**Trecho selecionado:**
§ §

Ademais, obtém-se grande progresso no conhecimento da verdade, na medida em que
se procure ensiná-la e se deseje aprendê-la nos outros.
Eis a liturgia de
hoje a nos indicar uma profunda solução para as crises atuais: a da desgastada
questão social e a da ameaçada economia mundial.
Jesus,
o mais qualificado para ensinar sobre o desprendimento
Quem nasceu numa gruta, teve uma manjedoura
por berço e em sua vida pública não encontrou onde repousar a cabeça, tem
absoluta autoridade para discorrer sobre o desprendimento. A experiência
humana, ao longo dos milênios, comprova que não devemos amar as criaturas por
elas mesmas. Se for conveniente ou até necessário amá-las, é em função do amor
a Deus que devemos fazê- lo.

§ §

**Trecho de dados:**
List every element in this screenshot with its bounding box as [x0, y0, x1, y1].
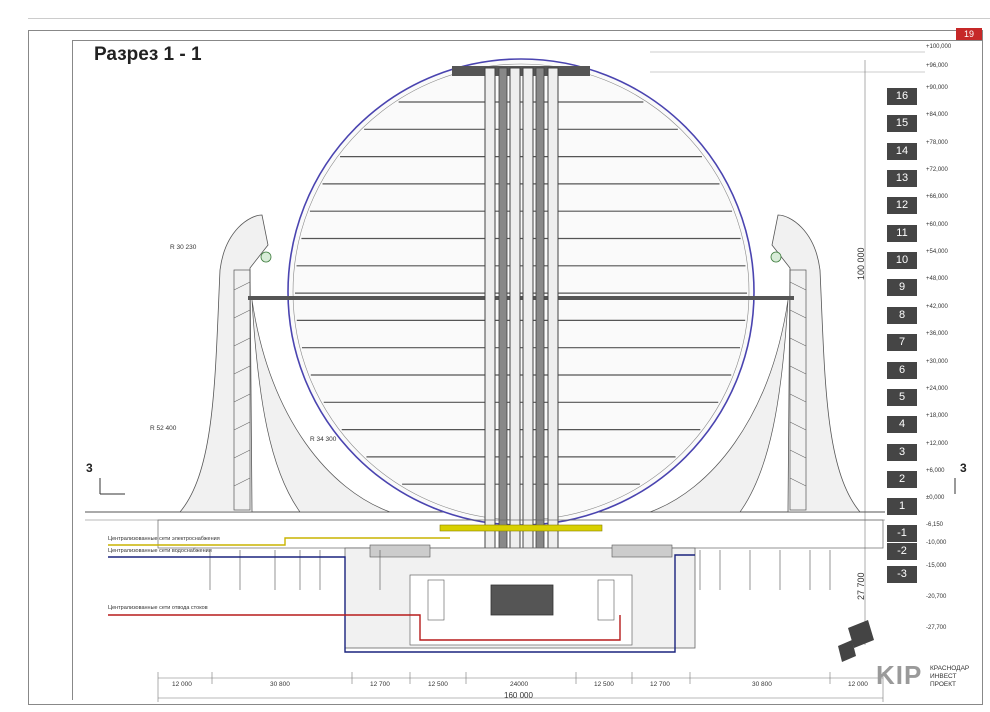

§ §

**Exercícios:**
**1.** Liste, por favor, as circunstâncias da vida de Jesus que o trecho selecionado apresenta como fundamento de sua autoridade para falar sobre o desprendimento.
**2.** Transcreva a parte do trecho selecionado que começa em "Ademais, obtém-se grande" e termina em "devemos fazê- lo.".

**Respostas:**
**1.**
- Nasceu numa gruta.
- Teve uma manjedoura por berço.
- Em sua vida pública, não encontrou onde repousar a cabeça.

**2.**
Ademais, obtém-se grande progresso no conhecimento da verdade, na medida em que
se procure ensiná-la e se deseje aprendê-la nos outros.
Eis a liturgia de
hoje a nos indicar uma profunda solução para as crises atuais: a da desgastada
questão social e a da ameaçada economia mundial.
Jesus,
o mais qualificado para ensinar sobre o desprendimento
Quem nasceu numa gruta, teve uma manjedoura
por berço e em sua vida pública não encontrou onde repousar a cabeça, tem
absoluta autoridade para discorrer sobre o desprendimento. A experiência
humana, ao longo dos milênios, comprova que não devemos amar as criaturas por
elas mesmas. Se for conveniente ou até necessário amá-las, é em função do amor
a Deus que devemos fazê- lo.